_Extrait du texte_:
|
Par Chantal Tauxe - Mis en ligne le 04.09.2012 à 11:25 |
Les Suisses fêtent ce jeudi 6 septembre un drôle d’anniversaire. Depuis un an, nous vivons avec le taux plancher de 1,20 franc pour un euro. La mesure a été prise par la Banque nationale pour stopper l’appréciation de notre monnaie, jugée meilleure valeur refuge par les investisseurs pris dans les turbulences de la zone euro. La déclaration de Philipp Hildebrand, alors patron de la BNS, avait des accents churchilliens: nous ne nous rendrons jamais (aux spéculateurs), nous nous défendrons par tous les moyens (la création illimitée de monnaie). Dans ce conflit économique qu’est la crise de l’euro – une véritable guerre de tranchées entre les nations et les marchés – la Suisse tient sa position avec une détermination totale. La bataille a un coût à la mesure de l’enjeu – sauver notre prospérité économique: nos réserves en devises étrangères ont plus que doublé depuis juin 2011, elles atteignent la somme stratosphérique de 406 milliards de francs, soit 420 milliards de dollars (338 milliards d’euros). Ce trésor nous place au panthéon des détenteurs de réserves derrière la Chine, le Japon, l’Arabie saoudite et la Russie. Toutefois, nous sommes proportionnellement champions du monde avec 50000 francs de réserves monétaires par habitant. Ces jours-ci, la politique du taux fixe est unanimement saluée comme une réussite, une nécessité absolue, une prouesse technique. Un point est toutefois soigneusement gommé des divers bilans: le volet politique de l’histoire. Pour un pays très jaloux de sa souveraineté, il n’est pas tout à fait anodin de lier sa monnaie à celle d’un autre (en l’occurrence dix-sept autres). On ne saurait souligner de manière plus magistrale notre totale dépendance, ou notre communauté de destin. Si la zone euro se rétablit, nous pourrons gentiment écouler nos surplus de devises, et revenir au courant normal des affaires. Si la zone euro tombe, nous tomberons avec elle. Faut-il le rappeler: le maintien de notre indépendance monétaire a toujours été jugé comme un obstacle à notre adhésion à l’UE. Dès lors, bien que le débat sur la nature des relations que nous entretenons avec elle soit au point mort, il apparaîtra un jour que le 6 septembre 2011, la Suisse a de fait adhéré à l’Union européenne. Pour le meilleur ou pour le pire? Tout dépendra des Européens. Que nous le voulions ou non… Mais notre sort sera certainement meilleur entre leurs mains qu’entre celles des spéculateurs.

_Détail de la tâche_:
Répondez aux questions ci-après sur l'extrait consacré au taux plancher.
1. Quel taux plancher la Suisse applique-t-elle depuis un an ?
2. À quelle somme en francs s'élèvent les réserves en devises étrangères ?
3. Combien de francs de réserves monétaires la Suisse détient-elle par habitant ?
Les lignes qui suivent ne sont pas utiles ici.

_Données sources_:

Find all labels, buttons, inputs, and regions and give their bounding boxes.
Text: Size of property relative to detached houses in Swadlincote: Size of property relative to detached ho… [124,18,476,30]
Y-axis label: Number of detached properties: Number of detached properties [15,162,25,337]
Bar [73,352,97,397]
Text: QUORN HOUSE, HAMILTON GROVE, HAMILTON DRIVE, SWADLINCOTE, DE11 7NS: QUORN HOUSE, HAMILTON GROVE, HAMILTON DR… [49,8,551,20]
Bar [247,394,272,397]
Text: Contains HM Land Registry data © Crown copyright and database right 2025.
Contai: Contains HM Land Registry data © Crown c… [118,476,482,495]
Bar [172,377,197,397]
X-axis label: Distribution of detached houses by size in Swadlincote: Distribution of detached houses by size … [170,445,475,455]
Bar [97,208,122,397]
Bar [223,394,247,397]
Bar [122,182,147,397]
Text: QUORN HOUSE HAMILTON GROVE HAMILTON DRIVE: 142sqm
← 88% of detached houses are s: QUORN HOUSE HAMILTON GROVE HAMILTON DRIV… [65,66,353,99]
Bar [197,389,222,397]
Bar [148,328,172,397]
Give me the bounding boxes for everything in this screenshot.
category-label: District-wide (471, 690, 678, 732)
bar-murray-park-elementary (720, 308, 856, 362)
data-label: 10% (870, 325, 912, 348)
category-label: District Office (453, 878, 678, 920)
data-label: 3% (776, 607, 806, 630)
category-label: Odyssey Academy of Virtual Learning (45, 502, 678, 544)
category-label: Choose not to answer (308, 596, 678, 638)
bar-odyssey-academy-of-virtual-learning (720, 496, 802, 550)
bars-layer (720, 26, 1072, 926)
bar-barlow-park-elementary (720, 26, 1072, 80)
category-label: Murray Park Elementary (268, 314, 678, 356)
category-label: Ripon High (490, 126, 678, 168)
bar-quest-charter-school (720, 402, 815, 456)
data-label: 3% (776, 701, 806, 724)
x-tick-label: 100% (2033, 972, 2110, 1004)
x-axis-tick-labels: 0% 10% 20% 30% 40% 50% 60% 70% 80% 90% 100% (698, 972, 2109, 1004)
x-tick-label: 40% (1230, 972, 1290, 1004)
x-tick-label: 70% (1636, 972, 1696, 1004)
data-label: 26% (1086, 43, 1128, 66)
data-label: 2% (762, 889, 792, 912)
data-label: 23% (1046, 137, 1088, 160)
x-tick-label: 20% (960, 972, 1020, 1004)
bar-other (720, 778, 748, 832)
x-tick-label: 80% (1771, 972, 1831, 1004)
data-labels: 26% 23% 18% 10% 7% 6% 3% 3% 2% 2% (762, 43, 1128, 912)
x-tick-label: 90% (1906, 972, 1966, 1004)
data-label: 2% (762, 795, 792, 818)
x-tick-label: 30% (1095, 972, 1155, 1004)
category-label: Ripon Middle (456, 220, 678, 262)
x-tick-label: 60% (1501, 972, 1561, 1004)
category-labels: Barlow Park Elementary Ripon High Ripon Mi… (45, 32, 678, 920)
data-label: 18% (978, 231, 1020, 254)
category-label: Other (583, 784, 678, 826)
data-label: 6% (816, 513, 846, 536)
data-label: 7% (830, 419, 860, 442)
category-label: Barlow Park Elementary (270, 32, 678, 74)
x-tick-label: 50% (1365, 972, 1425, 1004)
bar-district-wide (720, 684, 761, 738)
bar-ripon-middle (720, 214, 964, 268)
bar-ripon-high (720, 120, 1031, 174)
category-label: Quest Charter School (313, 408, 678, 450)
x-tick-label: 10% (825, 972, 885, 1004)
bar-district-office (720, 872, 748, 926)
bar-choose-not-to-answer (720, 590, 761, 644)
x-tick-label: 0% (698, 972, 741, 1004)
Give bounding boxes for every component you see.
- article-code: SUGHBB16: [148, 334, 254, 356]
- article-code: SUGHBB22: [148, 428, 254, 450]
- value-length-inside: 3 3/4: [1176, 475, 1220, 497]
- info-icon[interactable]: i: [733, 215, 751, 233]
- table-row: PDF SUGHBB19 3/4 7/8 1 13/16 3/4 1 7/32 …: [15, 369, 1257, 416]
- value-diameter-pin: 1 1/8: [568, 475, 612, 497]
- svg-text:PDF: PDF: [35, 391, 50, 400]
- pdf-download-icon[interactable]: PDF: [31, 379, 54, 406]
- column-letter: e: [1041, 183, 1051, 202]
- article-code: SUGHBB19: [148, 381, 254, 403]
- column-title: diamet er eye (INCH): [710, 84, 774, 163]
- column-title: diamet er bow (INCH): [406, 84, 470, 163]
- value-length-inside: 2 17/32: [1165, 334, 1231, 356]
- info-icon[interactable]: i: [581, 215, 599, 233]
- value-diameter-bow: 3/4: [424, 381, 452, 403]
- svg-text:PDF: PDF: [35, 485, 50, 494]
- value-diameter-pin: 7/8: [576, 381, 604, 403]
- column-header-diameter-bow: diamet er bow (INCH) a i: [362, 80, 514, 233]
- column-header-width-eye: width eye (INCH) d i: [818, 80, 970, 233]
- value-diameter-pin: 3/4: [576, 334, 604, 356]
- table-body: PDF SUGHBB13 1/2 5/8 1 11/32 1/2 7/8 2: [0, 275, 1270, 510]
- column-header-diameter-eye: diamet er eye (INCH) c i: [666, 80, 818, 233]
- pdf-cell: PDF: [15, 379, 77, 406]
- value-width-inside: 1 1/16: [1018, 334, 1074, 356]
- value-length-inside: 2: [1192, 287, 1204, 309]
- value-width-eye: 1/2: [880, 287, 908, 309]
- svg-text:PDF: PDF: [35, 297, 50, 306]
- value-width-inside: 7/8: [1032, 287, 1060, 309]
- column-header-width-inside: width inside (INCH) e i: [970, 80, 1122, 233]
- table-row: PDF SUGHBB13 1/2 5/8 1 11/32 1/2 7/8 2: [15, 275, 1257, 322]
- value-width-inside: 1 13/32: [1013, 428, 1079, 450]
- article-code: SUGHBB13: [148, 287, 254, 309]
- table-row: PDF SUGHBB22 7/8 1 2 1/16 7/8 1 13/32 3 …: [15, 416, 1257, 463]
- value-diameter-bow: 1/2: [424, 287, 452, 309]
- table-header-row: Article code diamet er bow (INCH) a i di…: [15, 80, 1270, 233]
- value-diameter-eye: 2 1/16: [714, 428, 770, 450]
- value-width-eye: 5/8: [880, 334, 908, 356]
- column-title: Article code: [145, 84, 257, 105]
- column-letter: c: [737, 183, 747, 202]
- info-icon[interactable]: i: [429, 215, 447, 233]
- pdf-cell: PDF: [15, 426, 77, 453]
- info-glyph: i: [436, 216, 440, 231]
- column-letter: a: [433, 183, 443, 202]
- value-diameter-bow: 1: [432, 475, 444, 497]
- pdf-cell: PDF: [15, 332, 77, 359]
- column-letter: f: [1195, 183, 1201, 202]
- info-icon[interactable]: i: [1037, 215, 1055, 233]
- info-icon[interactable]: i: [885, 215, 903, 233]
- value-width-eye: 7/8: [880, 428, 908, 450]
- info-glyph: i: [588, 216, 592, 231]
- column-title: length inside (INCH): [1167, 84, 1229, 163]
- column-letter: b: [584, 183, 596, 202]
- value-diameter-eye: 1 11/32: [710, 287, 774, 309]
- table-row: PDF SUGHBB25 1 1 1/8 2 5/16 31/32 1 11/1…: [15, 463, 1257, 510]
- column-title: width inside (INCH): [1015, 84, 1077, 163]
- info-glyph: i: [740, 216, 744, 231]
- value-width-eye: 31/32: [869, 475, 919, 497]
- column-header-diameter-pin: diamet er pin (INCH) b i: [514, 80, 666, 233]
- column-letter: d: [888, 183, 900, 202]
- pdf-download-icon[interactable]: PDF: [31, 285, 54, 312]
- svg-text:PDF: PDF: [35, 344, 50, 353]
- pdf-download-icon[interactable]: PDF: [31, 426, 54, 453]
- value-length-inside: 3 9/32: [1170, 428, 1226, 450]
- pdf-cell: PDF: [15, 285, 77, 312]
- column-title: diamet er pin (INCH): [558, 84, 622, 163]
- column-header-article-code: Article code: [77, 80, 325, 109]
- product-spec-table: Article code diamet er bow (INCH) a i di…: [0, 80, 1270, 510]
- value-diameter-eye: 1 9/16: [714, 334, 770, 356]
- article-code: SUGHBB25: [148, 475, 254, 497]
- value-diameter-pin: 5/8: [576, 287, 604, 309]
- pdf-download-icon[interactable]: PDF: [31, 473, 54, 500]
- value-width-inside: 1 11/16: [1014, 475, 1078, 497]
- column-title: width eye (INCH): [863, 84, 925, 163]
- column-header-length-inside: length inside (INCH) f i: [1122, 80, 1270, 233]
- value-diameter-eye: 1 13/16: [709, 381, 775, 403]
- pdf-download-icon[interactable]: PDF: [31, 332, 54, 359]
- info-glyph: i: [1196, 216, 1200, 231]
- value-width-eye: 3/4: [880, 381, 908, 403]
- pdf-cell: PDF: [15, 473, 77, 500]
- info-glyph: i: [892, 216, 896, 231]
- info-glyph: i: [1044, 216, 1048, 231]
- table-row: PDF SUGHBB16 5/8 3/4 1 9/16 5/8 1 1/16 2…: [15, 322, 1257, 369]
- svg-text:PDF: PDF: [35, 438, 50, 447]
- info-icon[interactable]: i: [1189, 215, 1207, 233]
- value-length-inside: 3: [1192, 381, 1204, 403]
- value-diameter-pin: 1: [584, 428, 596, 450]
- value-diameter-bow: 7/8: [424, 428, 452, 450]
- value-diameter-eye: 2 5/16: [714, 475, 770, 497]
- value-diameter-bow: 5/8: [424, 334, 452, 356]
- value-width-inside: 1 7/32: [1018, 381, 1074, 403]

_Réponse ci-dessous_:
1. 1,20 franc pour un euro.
2. 406 milliards de francs.
3. 50000 francs.